Exclude all pictures, then copy each of the records exactly as written.

----------

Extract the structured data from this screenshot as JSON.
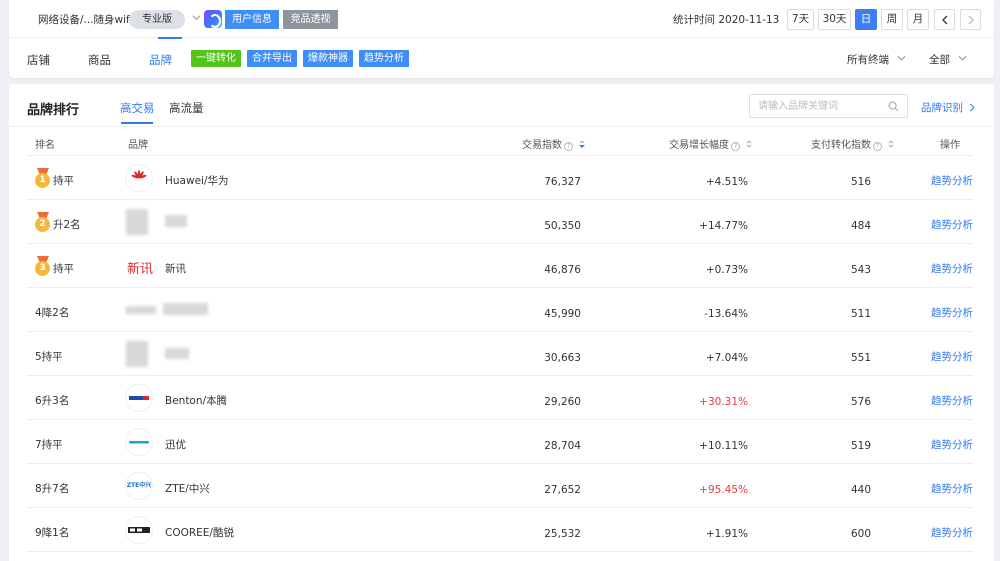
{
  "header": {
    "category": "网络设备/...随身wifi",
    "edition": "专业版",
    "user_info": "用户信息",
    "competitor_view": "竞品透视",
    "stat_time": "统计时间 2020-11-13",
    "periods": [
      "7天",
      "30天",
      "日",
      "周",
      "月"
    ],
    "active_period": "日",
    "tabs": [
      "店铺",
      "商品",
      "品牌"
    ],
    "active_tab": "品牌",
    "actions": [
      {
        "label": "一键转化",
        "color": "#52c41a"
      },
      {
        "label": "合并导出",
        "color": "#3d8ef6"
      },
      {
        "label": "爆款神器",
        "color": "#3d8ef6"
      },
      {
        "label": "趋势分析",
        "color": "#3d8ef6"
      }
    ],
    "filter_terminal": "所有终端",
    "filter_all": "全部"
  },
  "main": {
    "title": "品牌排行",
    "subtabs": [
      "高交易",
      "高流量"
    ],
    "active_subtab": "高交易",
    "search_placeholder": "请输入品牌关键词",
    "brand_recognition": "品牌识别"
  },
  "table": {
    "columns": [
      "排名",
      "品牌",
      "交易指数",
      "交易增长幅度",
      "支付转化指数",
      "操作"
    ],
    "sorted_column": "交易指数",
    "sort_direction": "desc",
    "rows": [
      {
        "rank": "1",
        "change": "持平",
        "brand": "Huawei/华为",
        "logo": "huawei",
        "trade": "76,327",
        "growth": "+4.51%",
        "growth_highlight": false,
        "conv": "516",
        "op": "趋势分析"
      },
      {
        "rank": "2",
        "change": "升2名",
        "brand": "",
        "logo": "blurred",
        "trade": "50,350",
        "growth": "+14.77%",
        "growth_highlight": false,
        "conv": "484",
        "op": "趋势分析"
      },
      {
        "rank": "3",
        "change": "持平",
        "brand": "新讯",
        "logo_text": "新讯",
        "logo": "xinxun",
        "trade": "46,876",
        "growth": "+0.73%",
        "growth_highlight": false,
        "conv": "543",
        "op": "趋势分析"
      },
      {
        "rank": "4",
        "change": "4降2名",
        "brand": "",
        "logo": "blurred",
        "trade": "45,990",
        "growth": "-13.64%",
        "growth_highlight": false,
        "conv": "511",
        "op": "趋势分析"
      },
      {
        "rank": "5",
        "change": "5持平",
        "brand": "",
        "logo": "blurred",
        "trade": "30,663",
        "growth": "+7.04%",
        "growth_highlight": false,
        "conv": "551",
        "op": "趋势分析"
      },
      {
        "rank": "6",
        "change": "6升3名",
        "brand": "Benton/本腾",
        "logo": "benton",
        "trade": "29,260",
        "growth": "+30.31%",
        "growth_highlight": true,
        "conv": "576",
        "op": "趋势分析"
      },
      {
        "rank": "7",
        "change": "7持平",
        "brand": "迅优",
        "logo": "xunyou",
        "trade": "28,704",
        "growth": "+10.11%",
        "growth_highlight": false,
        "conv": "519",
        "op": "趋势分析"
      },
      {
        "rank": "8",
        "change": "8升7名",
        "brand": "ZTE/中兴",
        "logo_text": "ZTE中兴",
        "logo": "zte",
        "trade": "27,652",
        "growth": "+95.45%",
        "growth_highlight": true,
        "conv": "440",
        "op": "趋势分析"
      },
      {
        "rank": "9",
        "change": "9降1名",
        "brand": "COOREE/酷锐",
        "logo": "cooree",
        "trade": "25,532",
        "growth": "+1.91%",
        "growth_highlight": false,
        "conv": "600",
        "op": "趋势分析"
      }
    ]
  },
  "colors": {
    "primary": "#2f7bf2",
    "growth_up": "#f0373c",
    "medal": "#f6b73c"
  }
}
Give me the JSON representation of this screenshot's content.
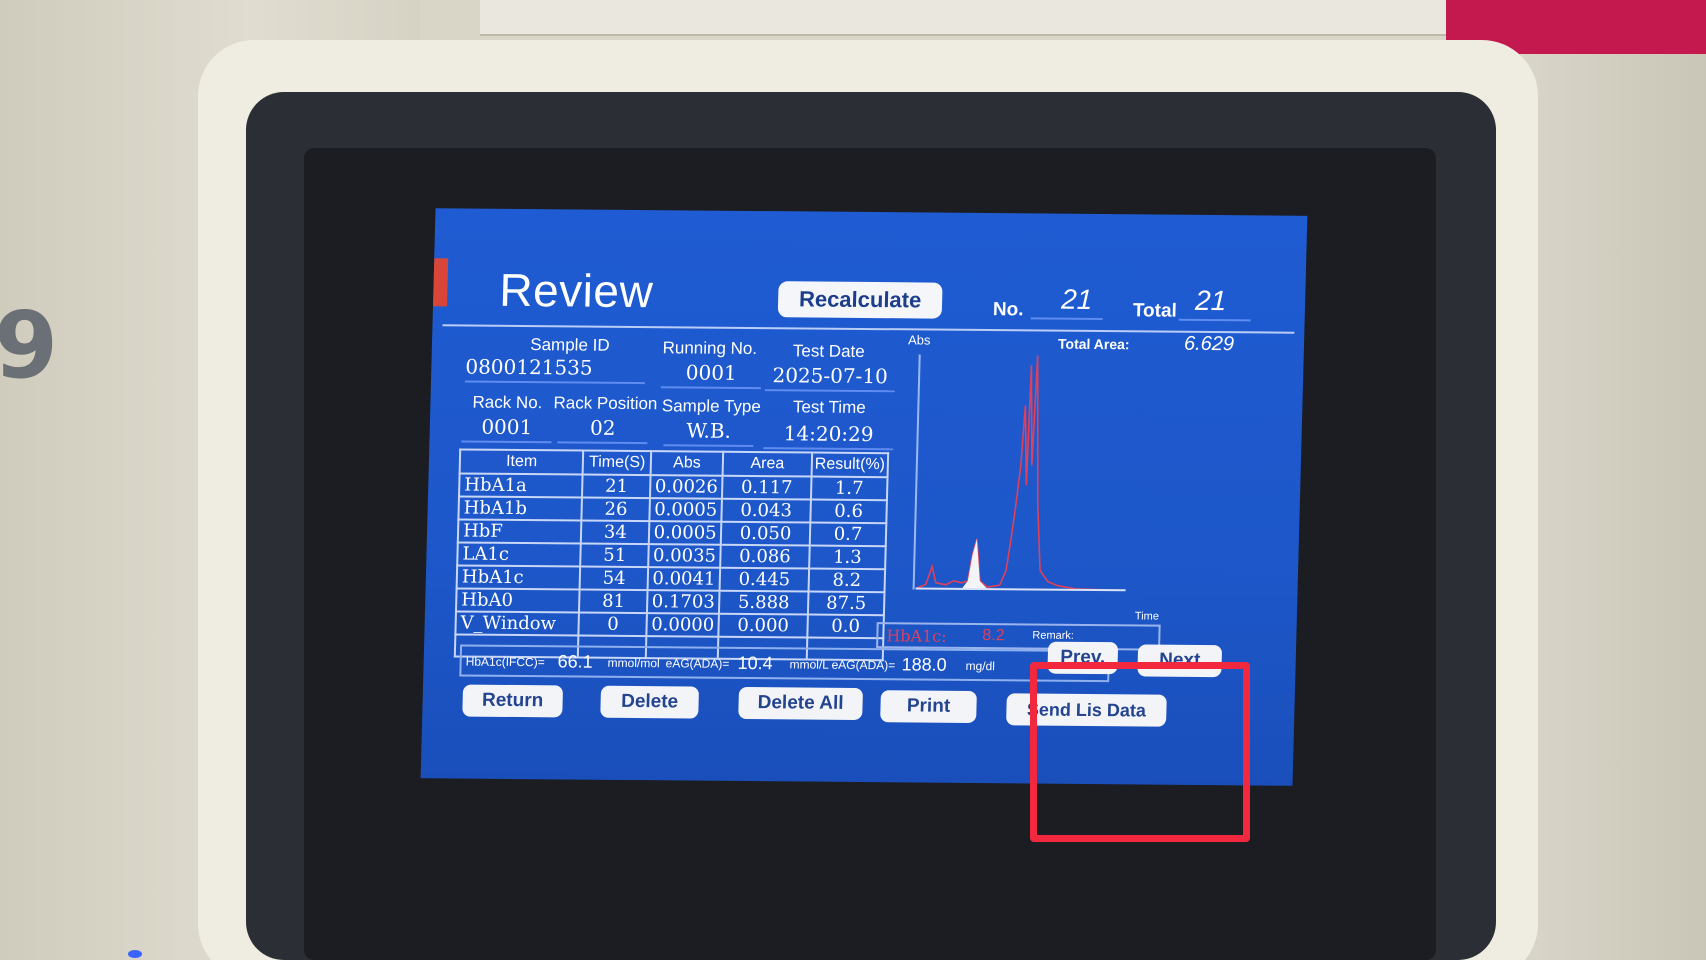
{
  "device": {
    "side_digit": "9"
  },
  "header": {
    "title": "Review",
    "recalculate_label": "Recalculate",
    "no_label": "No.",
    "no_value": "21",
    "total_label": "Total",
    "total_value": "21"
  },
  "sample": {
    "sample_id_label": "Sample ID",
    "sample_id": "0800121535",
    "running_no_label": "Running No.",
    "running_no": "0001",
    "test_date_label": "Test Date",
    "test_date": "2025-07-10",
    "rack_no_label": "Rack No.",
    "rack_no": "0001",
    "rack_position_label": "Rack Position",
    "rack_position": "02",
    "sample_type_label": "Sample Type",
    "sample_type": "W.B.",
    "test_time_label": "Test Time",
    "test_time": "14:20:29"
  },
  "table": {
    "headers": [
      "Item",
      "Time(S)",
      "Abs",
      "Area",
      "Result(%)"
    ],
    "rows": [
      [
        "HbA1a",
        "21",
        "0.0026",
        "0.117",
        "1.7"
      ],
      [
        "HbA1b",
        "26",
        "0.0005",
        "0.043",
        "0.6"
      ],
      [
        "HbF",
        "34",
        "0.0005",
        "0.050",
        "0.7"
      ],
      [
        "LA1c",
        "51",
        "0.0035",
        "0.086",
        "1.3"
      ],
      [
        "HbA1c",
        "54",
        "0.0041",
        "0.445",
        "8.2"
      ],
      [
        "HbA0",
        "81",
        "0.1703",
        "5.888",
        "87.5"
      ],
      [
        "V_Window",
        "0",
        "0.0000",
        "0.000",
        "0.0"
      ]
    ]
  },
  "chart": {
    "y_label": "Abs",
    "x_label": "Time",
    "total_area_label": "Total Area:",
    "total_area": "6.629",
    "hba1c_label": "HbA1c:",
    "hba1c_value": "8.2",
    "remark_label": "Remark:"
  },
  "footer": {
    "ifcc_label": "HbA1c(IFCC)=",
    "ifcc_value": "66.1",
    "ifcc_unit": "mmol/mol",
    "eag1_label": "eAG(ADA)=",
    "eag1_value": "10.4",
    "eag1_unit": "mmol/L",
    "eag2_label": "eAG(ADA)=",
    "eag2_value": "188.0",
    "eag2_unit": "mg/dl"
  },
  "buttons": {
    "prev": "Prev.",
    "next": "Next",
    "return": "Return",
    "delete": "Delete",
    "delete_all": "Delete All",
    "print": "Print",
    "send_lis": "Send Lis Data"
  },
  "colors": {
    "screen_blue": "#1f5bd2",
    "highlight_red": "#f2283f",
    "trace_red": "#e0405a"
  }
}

----------

EXERCISE RESPONSE:
Extract the structured data from this screenshot as JSON.
{
  "header": {
    "category": "网络设备/...随身wifi",
    "edition": "专业版",
    "user_info": "用户信息",
    "competitor_view": "竞品透视",
    "stat_time": "统计时间 2020-11-13",
    "periods": [
      "7天",
      "30天",
      "日",
      "周",
      "月"
    ],
    "active_period": "日",
    "tabs": [
      "店铺",
      "商品",
      "品牌"
    ],
    "active_tab": "品牌",
    "actions": [
      {
        "label": "一键转化",
        "color": "#52c41a"
      },
      {
        "label": "合并导出",
        "color": "#3d8ef6"
      },
      {
        "label": "爆款神器",
        "color": "#3d8ef6"
      },
      {
        "label": "趋势分析",
        "color": "#3d8ef6"
      }
    ],
    "filter_terminal": "所有终端",
    "filter_all": "全部"
  },
  "main": {
    "title": "品牌排行",
    "subtabs": [
      "高交易",
      "高流量"
    ],
    "active_subtab": "高交易",
    "search_placeholder": "请输入品牌关键词",
    "brand_recognition": "品牌识别"
  },
  "table": {
    "columns": [
      "排名",
      "品牌",
      "交易指数",
      "交易增长幅度",
      "支付转化指数",
      "操作"
    ],
    "sorted_column": "交易指数",
    "sort_direction": "desc",
    "rows": [
      {
        "rank": "1",
        "change": "持平",
        "brand": "Huawei/华为",
        "logo": "huawei",
        "trade": "76,327",
        "growth": "+4.51%",
        "growth_highlight": false,
        "conv": "516",
        "op": "趋势分析"
      },
      {
        "rank": "2",
        "change": "升2名",
        "brand": "",
        "logo": "blurred",
        "trade": "50,350",
        "growth": "+14.77%",
        "growth_highlight": false,
        "conv": "484",
        "op": "趋势分析"
      },
      {
        "rank": "3",
        "change": "持平",
        "brand": "新讯",
        "logo_text": "新讯",
        "logo": "xinxun",
        "trade": "46,876",
        "growth": "+0.73%",
        "growth_highlight": false,
        "conv": "543",
        "op": "趋势分析"
      },
      {
        "rank": "4",
        "change": "4降2名",
        "brand": "",
        "logo": "blurred",
        "trade": "45,990",
        "growth": "-13.64%",
        "growth_highlight": false,
        "conv": "511",
        "op": "趋势分析"
      },
      {
        "rank": "5",
        "change": "5持平",
        "brand": "",
        "logo": "blurred",
        "trade": "30,663",
        "growth": "+7.04%",
        "growth_highlight": false,
        "conv": "551",
        "op": "趋势分析"
      },
      {
        "rank": "6",
        "change": "6升3名",
        "brand": "Benton/本腾",
        "logo": "benton",
        "trade": "29,260",
        "growth": "+30.31%",
        "growth_highlight": true,
        "conv": "576",
        "op": "趋势分析"
      },
      {
        "rank": "7",
        "change": "7持平",
        "brand": "迅优",
        "logo": "xunyou",
        "trade": "28,704",
        "growth": "+10.11%",
        "growth_highlight": false,
        "conv": "519",
        "op": "趋势分析"
      },
      {
        "rank": "8",
        "change": "8升7名",
        "brand": "ZTE/中兴",
        "logo_text": "ZTE中兴",
        "logo": "zte",
        "trade": "27,652",
        "growth": "+95.45%",
        "growth_highlight": true,
        "conv": "440",
        "op": "趋势分析"
      },
      {
        "rank": "9",
        "change": "9降1名",
        "brand": "COOREE/酷锐",
        "logo": "cooree",
        "trade": "25,532",
        "growth": "+1.91%",
        "growth_highlight": false,
        "conv": "600",
        "op": "趋势分析"
      }
    ]
  },
  "colors": {
    "primary": "#2f7bf2",
    "growth_up": "#f0373c",
    "medal": "#f6b73c"
  }
}
Give me the JSON representation of this screenshot's content.
{
  "device": {
    "side_digit": "9"
  },
  "header": {
    "title": "Review",
    "recalculate_label": "Recalculate",
    "no_label": "No.",
    "no_value": "21",
    "total_label": "Total",
    "total_value": "21"
  },
  "sample": {
    "sample_id_label": "Sample ID",
    "sample_id": "0800121535",
    "running_no_label": "Running No.",
    "running_no": "0001",
    "test_date_label": "Test Date",
    "test_date": "2025-07-10",
    "rack_no_label": "Rack No.",
    "rack_no": "0001",
    "rack_position_label": "Rack Position",
    "rack_position": "02",
    "sample_type_label": "Sample Type",
    "sample_type": "W.B.",
    "test_time_label": "Test Time",
    "test_time": "14:20:29"
  },
  "table": {
    "headers": [
      "Item",
      "Time(S)",
      "Abs",
      "Area",
      "Result(%)"
    ],
    "rows": [
      [
        "HbA1a",
        "21",
        "0.0026",
        "0.117",
        "1.7"
      ],
      [
        "HbA1b",
        "26",
        "0.0005",
        "0.043",
        "0.6"
      ],
      [
        "HbF",
        "34",
        "0.0005",
        "0.050",
        "0.7"
      ],
      [
        "LA1c",
        "51",
        "0.0035",
        "0.086",
        "1.3"
      ],
      [
        "HbA1c",
        "54",
        "0.0041",
        "0.445",
        "8.2"
      ],
      [
        "HbA0",
        "81",
        "0.1703",
        "5.888",
        "87.5"
      ],
      [
        "V_Window",
        "0",
        "0.0000",
        "0.000",
        "0.0"
      ]
    ]
  },
  "chart": {
    "y_label": "Abs",
    "x_label": "Time",
    "total_area_label": "Total Area:",
    "total_area": "6.629",
    "hba1c_label": "HbA1c:",
    "hba1c_value": "8.2",
    "remark_label": "Remark:"
  },
  "footer": {
    "ifcc_label": "HbA1c(IFCC)=",
    "ifcc_value": "66.1",
    "ifcc_unit": "mmol/mol",
    "eag1_label": "eAG(ADA)=",
    "eag1_value": "10.4",
    "eag1_unit": "mmol/L",
    "eag2_label": "eAG(ADA)=",
    "eag2_value": "188.0",
    "eag2_unit": "mg/dl"
  },
  "buttons": {
    "prev": "Prev.",
    "next": "Next",
    "return": "Return",
    "delete": "Delete",
    "delete_all": "Delete All",
    "print": "Print",
    "send_lis": "Send Lis Data"
  },
  "colors": {
    "screen_blue": "#1f5bd2",
    "highlight_red": "#f2283f",
    "trace_red": "#e0405a"
  }
}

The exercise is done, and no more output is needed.